[Some records]
───
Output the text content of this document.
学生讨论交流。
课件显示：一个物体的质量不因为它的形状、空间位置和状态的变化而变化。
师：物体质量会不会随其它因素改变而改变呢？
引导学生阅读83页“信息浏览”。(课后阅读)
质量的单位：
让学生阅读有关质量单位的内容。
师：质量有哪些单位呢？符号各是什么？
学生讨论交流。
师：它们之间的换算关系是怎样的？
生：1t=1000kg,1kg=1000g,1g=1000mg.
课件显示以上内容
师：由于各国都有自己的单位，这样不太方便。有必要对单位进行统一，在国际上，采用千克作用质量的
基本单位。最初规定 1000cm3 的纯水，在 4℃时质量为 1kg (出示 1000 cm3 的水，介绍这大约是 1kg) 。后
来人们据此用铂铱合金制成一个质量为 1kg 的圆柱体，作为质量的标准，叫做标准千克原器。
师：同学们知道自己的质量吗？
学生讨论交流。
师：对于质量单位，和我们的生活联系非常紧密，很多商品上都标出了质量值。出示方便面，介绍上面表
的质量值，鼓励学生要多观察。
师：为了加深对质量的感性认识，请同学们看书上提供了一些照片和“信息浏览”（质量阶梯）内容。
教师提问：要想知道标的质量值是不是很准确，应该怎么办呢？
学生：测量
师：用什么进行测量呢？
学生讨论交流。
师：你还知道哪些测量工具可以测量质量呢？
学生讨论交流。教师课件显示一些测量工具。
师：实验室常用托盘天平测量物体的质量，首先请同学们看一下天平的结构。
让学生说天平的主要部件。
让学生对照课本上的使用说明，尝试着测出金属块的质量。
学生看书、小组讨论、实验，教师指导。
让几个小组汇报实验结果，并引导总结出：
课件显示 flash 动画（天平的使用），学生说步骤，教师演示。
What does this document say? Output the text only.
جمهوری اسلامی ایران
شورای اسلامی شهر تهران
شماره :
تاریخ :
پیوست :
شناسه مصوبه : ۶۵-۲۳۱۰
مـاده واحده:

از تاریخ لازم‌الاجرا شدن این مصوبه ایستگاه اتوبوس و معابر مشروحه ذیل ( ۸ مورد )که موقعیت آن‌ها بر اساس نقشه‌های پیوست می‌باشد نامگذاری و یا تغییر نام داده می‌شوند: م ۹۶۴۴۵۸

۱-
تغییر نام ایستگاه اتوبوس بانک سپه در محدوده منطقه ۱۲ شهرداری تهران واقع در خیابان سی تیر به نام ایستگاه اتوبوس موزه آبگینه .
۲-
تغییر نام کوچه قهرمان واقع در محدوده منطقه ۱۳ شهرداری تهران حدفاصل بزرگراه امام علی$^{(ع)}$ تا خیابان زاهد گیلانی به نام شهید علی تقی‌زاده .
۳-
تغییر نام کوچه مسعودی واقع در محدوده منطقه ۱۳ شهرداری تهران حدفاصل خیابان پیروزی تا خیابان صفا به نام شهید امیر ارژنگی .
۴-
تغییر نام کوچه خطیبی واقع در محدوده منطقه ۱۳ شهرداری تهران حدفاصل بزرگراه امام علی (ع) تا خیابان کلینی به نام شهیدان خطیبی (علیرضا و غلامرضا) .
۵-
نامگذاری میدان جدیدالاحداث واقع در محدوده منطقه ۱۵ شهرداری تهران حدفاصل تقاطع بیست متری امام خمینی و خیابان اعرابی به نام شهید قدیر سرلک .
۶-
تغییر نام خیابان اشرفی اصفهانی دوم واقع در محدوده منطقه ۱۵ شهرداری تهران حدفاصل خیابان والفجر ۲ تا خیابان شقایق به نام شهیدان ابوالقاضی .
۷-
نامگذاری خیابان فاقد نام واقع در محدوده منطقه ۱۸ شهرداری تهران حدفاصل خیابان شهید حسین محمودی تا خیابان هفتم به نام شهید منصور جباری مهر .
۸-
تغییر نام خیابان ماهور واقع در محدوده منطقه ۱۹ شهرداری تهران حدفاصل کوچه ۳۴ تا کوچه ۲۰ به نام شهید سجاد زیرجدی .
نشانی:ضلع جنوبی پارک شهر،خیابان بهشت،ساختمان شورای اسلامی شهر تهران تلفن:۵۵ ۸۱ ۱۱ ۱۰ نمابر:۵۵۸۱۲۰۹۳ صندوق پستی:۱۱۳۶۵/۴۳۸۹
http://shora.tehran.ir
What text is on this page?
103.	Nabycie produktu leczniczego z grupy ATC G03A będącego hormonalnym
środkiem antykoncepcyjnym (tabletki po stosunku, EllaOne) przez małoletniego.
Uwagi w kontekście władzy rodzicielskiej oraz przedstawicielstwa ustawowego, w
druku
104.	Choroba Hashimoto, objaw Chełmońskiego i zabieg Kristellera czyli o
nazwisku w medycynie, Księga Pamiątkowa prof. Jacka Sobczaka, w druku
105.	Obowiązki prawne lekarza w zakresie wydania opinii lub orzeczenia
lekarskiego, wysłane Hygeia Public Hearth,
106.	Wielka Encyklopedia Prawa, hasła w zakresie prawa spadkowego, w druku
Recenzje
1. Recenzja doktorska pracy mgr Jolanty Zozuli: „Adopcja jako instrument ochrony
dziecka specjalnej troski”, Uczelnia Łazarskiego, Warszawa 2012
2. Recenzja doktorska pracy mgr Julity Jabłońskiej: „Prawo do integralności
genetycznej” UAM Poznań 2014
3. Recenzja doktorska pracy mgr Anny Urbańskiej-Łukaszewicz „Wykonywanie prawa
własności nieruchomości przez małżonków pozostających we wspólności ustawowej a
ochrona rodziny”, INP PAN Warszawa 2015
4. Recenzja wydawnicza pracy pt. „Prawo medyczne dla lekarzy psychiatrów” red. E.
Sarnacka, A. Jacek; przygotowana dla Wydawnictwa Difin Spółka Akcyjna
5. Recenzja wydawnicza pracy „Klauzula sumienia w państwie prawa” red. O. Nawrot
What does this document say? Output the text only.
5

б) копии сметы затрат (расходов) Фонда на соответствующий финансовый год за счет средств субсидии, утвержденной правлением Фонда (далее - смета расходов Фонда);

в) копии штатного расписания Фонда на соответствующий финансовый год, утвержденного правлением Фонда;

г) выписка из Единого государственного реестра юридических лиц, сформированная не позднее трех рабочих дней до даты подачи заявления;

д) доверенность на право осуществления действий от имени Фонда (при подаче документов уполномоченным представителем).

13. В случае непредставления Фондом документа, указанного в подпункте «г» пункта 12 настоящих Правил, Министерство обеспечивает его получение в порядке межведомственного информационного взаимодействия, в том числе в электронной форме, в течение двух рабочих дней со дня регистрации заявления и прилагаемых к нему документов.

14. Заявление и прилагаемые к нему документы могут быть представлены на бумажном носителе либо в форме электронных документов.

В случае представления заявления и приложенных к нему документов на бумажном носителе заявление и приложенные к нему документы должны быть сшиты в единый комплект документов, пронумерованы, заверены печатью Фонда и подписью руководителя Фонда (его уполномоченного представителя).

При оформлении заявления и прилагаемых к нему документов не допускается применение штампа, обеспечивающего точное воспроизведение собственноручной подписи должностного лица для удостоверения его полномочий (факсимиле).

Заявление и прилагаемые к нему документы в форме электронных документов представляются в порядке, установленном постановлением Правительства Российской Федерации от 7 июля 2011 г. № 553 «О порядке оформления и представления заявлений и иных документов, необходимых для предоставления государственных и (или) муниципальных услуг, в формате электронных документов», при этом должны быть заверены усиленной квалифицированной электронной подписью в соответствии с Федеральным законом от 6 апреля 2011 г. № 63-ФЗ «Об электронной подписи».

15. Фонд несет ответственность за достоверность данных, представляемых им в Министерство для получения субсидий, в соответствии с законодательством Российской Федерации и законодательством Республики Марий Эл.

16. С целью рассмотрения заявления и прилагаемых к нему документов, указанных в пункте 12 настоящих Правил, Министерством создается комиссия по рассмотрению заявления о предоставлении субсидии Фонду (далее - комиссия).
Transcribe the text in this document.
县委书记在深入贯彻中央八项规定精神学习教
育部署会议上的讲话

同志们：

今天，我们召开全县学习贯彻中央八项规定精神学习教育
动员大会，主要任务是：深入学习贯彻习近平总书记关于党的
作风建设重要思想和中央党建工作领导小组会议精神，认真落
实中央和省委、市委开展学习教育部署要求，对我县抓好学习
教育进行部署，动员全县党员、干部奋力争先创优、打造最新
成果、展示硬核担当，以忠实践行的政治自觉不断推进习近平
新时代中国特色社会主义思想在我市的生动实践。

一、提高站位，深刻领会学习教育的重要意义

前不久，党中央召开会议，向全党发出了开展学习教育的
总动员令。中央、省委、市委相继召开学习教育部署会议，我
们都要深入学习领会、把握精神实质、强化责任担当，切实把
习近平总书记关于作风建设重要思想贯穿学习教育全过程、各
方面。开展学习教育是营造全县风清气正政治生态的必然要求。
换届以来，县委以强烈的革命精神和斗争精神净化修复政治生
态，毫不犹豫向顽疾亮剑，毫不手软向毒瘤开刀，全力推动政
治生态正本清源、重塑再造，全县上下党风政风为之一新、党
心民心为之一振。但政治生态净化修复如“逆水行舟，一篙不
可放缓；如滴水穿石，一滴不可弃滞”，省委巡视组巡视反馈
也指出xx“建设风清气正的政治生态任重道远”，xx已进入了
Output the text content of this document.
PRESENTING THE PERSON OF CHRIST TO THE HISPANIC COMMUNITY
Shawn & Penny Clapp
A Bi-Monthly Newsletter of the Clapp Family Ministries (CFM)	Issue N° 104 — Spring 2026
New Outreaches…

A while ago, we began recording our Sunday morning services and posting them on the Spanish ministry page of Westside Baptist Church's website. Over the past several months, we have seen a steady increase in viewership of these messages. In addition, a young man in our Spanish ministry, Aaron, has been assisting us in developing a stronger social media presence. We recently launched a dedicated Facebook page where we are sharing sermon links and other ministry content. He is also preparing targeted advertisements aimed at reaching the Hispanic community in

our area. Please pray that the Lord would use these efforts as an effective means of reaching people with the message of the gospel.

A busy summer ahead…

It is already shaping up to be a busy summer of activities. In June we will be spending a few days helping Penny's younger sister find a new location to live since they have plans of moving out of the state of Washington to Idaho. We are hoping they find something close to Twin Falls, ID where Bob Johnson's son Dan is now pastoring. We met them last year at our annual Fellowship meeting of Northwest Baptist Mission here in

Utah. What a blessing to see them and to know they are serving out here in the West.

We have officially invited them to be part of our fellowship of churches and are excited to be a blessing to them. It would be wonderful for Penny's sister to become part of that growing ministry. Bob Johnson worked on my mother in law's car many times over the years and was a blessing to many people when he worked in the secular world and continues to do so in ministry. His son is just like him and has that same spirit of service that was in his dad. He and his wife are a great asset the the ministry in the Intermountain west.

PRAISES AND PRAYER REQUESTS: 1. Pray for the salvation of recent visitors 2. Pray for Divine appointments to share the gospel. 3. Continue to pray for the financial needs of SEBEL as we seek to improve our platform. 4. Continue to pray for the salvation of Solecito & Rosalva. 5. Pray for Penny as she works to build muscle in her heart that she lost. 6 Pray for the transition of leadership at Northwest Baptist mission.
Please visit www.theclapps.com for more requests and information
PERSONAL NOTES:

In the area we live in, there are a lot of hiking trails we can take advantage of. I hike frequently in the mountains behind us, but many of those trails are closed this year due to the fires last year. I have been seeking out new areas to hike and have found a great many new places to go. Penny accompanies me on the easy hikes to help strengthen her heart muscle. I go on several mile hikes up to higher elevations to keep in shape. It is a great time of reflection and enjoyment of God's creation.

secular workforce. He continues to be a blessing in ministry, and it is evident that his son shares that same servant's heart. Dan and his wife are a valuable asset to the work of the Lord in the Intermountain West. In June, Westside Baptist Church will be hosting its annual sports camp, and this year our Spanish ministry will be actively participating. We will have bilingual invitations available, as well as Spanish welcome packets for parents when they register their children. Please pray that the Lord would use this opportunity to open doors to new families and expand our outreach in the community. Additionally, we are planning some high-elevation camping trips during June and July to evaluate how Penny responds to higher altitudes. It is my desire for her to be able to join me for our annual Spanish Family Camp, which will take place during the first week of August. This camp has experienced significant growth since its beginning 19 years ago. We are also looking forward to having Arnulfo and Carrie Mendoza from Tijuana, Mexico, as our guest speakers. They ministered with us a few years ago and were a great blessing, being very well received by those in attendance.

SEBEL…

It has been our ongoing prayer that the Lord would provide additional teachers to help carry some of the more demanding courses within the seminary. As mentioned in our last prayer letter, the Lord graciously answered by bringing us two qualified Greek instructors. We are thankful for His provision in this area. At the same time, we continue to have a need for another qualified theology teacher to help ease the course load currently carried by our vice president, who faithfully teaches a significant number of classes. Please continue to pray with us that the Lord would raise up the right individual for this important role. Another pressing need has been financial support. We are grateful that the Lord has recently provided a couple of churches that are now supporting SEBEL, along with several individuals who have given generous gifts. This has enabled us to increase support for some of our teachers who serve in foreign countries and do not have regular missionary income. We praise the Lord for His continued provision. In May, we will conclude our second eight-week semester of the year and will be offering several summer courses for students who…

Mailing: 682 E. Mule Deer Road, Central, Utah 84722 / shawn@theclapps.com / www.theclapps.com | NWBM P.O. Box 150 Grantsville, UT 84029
───
* What you will do: Report how many lines include the word "doktorska". Give nothing but the number.

* Complete answer: 3